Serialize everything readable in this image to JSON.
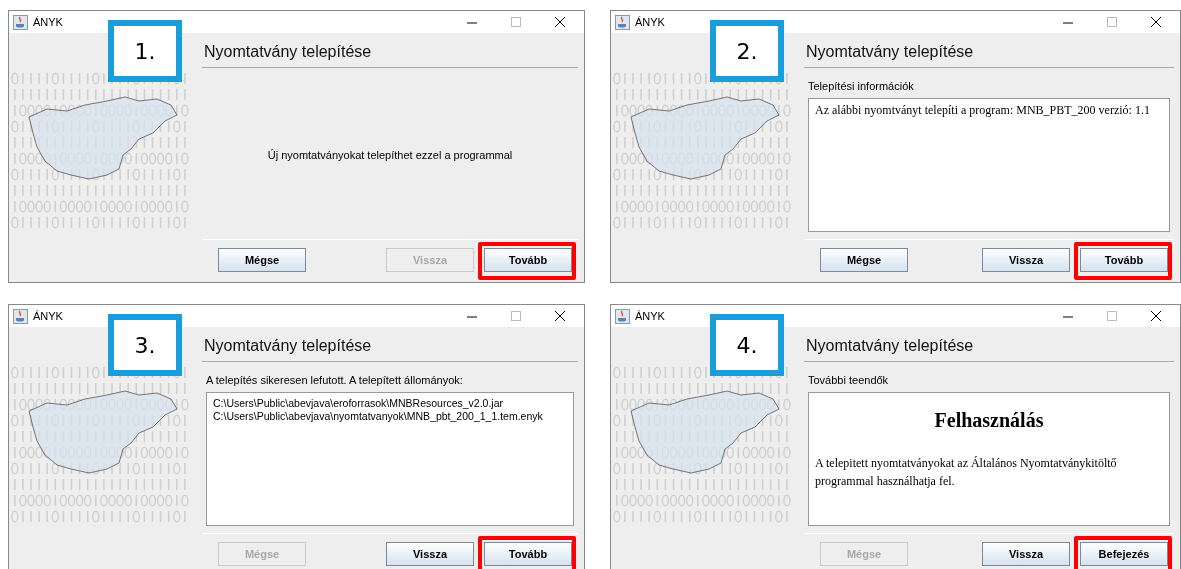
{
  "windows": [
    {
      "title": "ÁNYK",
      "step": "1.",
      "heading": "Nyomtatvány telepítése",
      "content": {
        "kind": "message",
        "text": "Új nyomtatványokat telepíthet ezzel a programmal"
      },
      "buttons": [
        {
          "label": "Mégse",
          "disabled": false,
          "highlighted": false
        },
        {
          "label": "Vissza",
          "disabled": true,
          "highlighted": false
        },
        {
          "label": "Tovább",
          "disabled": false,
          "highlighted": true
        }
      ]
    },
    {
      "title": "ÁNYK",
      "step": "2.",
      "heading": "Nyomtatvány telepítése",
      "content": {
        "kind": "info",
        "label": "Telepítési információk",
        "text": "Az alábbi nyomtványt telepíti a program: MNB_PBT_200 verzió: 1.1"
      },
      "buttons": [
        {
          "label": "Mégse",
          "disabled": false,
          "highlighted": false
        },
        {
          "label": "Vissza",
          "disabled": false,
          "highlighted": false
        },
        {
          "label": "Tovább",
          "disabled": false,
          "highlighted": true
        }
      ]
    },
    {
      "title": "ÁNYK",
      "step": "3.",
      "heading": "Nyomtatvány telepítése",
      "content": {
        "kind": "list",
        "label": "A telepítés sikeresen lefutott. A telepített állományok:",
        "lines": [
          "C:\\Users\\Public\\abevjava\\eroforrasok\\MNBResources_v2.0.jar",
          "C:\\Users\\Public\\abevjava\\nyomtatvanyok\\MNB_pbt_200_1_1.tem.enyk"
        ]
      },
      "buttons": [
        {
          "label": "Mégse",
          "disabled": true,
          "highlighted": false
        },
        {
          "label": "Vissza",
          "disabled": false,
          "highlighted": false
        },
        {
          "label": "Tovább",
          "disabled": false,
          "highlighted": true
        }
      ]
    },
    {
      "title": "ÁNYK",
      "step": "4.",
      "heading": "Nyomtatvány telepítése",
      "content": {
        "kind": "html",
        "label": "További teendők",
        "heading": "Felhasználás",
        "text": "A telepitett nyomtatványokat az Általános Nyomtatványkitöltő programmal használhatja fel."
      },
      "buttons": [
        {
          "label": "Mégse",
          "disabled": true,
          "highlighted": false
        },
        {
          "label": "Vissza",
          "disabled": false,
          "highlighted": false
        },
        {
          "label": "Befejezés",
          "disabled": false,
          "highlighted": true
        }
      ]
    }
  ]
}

...

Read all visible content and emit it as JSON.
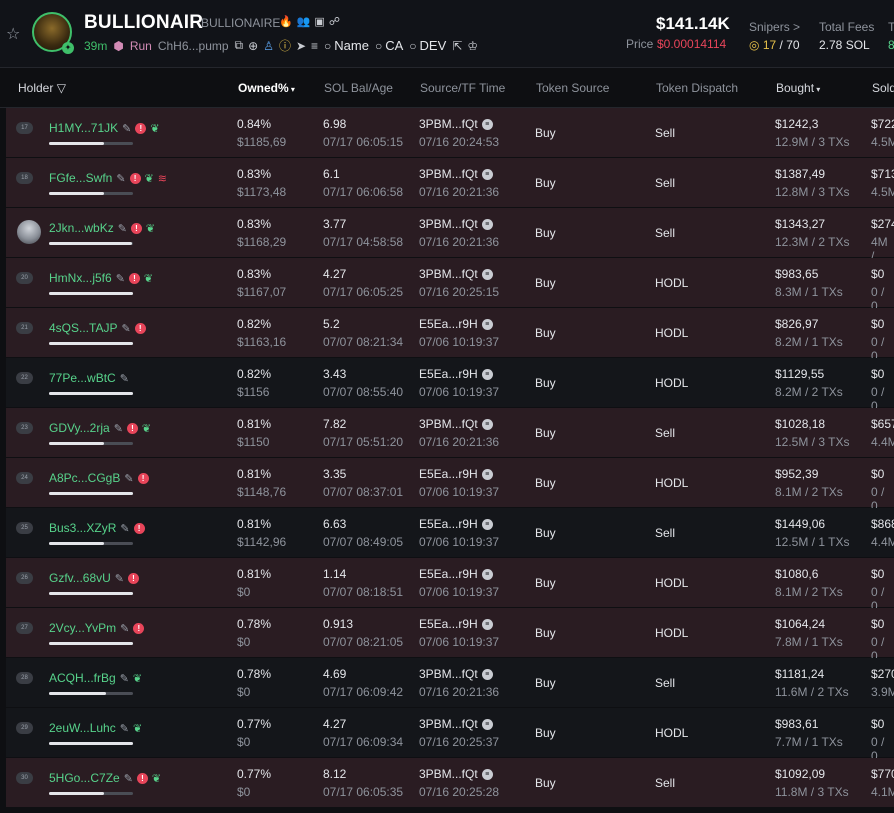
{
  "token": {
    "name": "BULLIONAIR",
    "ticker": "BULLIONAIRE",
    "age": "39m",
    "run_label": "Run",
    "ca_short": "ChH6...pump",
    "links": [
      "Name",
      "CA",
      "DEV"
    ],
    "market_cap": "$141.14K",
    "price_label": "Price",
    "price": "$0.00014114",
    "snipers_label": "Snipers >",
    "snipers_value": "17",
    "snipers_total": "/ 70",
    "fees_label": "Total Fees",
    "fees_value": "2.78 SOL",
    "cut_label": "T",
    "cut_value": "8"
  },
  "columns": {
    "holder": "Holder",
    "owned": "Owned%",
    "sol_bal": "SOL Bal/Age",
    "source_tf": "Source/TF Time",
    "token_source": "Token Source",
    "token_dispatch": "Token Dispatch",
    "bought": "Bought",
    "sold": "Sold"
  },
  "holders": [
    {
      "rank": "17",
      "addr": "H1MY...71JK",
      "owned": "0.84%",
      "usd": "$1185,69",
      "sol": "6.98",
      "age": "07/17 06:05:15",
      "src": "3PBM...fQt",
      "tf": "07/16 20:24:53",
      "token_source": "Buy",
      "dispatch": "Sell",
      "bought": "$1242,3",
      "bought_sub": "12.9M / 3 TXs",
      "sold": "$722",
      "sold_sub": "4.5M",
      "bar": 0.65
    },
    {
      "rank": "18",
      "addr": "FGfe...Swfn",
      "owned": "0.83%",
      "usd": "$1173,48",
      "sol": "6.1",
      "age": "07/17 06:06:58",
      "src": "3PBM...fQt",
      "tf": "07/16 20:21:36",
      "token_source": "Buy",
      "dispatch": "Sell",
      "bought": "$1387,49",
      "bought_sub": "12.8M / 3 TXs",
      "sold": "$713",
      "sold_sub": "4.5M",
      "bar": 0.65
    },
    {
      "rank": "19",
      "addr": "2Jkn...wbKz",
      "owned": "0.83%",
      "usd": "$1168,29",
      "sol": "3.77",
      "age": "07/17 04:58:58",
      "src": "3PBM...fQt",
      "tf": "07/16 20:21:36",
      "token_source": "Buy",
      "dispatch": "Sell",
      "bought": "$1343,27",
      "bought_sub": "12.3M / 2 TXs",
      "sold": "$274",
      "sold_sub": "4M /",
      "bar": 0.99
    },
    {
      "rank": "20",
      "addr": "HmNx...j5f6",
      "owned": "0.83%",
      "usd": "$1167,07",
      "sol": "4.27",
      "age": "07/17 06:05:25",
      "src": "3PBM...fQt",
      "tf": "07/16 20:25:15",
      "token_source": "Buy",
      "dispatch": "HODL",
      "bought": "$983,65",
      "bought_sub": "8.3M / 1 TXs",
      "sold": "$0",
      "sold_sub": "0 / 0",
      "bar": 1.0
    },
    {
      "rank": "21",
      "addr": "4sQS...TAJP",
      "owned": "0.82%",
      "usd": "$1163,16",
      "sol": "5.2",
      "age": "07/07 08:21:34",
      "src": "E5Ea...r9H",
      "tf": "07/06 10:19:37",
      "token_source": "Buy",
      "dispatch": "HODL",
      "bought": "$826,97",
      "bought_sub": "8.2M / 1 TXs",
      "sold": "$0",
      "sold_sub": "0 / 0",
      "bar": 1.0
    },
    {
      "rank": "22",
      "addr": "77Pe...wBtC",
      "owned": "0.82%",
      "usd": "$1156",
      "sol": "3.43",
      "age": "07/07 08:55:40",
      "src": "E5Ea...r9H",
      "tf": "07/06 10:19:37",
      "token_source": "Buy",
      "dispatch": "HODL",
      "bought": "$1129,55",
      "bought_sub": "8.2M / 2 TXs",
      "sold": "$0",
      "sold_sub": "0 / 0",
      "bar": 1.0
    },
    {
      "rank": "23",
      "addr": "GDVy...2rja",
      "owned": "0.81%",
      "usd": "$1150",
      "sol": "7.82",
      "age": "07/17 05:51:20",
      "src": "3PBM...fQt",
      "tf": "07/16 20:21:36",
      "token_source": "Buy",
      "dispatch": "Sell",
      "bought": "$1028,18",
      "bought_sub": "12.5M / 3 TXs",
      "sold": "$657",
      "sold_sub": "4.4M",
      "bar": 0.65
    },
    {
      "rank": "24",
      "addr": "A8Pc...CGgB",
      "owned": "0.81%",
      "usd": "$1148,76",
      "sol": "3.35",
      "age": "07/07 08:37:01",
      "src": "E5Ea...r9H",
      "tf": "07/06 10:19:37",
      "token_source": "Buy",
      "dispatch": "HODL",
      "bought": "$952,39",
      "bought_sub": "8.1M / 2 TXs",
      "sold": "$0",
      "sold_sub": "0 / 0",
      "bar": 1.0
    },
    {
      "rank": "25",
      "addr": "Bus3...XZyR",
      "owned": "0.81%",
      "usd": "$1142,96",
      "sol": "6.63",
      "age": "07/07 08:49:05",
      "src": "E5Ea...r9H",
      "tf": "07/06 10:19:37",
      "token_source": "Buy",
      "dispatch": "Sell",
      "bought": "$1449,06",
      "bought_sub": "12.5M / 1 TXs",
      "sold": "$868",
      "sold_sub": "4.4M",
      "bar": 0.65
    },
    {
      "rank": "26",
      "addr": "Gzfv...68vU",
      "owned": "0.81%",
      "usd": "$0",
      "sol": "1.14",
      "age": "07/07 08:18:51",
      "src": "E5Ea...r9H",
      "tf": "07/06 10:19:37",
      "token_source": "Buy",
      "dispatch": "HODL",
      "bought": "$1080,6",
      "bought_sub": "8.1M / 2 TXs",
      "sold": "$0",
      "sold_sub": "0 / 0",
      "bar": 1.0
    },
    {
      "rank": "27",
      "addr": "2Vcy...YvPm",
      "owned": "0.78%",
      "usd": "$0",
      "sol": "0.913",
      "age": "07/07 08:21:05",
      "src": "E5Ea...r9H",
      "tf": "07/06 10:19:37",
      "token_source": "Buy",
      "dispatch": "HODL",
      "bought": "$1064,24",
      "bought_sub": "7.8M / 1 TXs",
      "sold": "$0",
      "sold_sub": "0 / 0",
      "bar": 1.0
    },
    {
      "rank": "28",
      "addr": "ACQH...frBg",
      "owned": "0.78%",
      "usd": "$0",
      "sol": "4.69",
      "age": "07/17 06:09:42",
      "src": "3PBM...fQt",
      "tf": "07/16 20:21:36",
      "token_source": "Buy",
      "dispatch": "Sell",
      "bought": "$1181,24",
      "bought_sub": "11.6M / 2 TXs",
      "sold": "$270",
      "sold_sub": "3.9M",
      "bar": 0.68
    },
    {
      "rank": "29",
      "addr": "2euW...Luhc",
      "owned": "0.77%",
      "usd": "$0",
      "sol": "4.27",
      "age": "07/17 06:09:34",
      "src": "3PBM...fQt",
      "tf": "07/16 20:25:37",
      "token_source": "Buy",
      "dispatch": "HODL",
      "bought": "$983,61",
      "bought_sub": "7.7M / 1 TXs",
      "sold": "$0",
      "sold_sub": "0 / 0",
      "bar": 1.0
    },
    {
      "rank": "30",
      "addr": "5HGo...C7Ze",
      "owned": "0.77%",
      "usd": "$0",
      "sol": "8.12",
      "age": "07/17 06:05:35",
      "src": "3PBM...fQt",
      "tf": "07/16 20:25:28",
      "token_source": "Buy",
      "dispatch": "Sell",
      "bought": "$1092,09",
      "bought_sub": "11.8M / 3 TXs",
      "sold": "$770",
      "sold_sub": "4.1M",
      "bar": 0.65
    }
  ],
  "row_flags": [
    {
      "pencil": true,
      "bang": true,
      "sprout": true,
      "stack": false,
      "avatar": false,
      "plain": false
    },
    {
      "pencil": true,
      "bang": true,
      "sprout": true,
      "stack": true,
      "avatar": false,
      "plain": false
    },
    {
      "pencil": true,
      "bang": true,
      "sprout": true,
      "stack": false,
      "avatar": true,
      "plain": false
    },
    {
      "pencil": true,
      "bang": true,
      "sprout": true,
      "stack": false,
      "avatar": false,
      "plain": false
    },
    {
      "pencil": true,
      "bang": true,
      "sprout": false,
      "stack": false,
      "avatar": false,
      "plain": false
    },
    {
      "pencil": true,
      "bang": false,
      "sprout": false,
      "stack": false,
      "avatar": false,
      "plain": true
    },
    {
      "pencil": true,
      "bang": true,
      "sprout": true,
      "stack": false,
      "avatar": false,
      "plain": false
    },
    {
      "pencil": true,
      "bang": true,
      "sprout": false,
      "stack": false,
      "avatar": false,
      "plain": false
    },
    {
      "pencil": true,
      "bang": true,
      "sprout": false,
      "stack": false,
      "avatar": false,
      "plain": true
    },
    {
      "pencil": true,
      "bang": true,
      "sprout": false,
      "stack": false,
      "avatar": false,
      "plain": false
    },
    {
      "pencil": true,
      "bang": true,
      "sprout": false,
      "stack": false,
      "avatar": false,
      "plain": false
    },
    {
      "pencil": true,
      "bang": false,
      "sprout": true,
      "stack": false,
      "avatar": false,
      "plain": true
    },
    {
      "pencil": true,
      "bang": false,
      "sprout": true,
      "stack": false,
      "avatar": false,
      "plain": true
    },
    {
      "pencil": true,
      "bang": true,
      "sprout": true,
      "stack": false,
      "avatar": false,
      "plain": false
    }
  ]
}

**WHAT IS NEEDED:** Within the listing, how many lines hold the word "abevjava"? Only the number is to be given.

**SOLUTION TO THIS PROBLEM:** 2